Instruction :: Transcribe all of the material exactly, except for its pictures.

Records for this task ::
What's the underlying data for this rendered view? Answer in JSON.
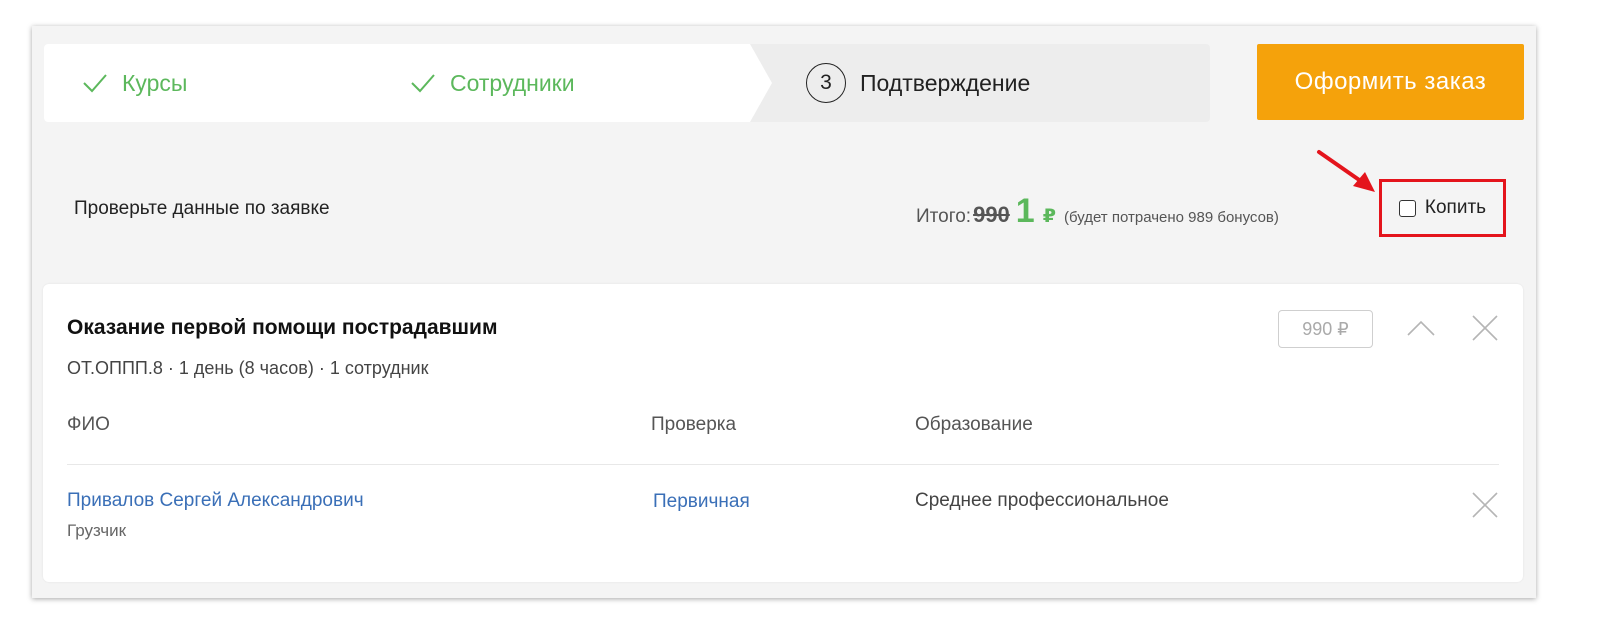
{
  "stepper": {
    "steps": [
      {
        "label": "Курсы",
        "status": "done",
        "icon": "check-icon"
      },
      {
        "label": "Сотрудники",
        "status": "done",
        "icon": "check-icon"
      },
      {
        "number": "3",
        "label": "Подтверждение",
        "status": "current"
      }
    ],
    "done_color": "#5cb85c"
  },
  "order_button": {
    "label": "Оформить заказ",
    "color": "#f5a20b"
  },
  "summary": {
    "check_label": "Проверьте данные по заявке",
    "total_label": "Итого:",
    "old_price": "990",
    "new_price": "1",
    "currency": "₽",
    "bonus_note": "(будет потрачено 989 бонусов)",
    "accumulate_label": "Копить",
    "accumulate_checked": false,
    "highlight_color": "#e4141c"
  },
  "course": {
    "title": "Оказание первой помощи пострадавшим",
    "meta": "ОТ.ОППП.8 · 1 день (8 часов) · 1 сотрудник",
    "price": "990 ₽",
    "columns": [
      "ФИО",
      "Проверка",
      "Образование"
    ],
    "employees": [
      {
        "name": "Привалов Сергей Александрович",
        "role": "Грузчик",
        "check": "Первичная",
        "education": "Среднее профессиональное"
      }
    ]
  }
}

Answer in full ::
What's the underlying data for this rendered view? Answer in JSON.
{
  "stepper": {
    "steps": [
      {
        "label": "Курсы",
        "status": "done",
        "icon": "check-icon"
      },
      {
        "label": "Сотрудники",
        "status": "done",
        "icon": "check-icon"
      },
      {
        "number": "3",
        "label": "Подтверждение",
        "status": "current"
      }
    ],
    "done_color": "#5cb85c"
  },
  "order_button": {
    "label": "Оформить заказ",
    "color": "#f5a20b"
  },
  "summary": {
    "check_label": "Проверьте данные по заявке",
    "total_label": "Итого:",
    "old_price": "990",
    "new_price": "1",
    "currency": "₽",
    "bonus_note": "(будет потрачено 989 бонусов)",
    "accumulate_label": "Копить",
    "accumulate_checked": false,
    "highlight_color": "#e4141c"
  },
  "course": {
    "title": "Оказание первой помощи пострадавшим",
    "meta": "ОТ.ОППП.8 · 1 день (8 часов) · 1 сотрудник",
    "price": "990 ₽",
    "columns": [
      "ФИО",
      "Проверка",
      "Образование"
    ],
    "employees": [
      {
        "name": "Привалов Сергей Александрович",
        "role": "Грузчик",
        "check": "Первичная",
        "education": "Среднее профессиональное"
      }
    ]
  }
}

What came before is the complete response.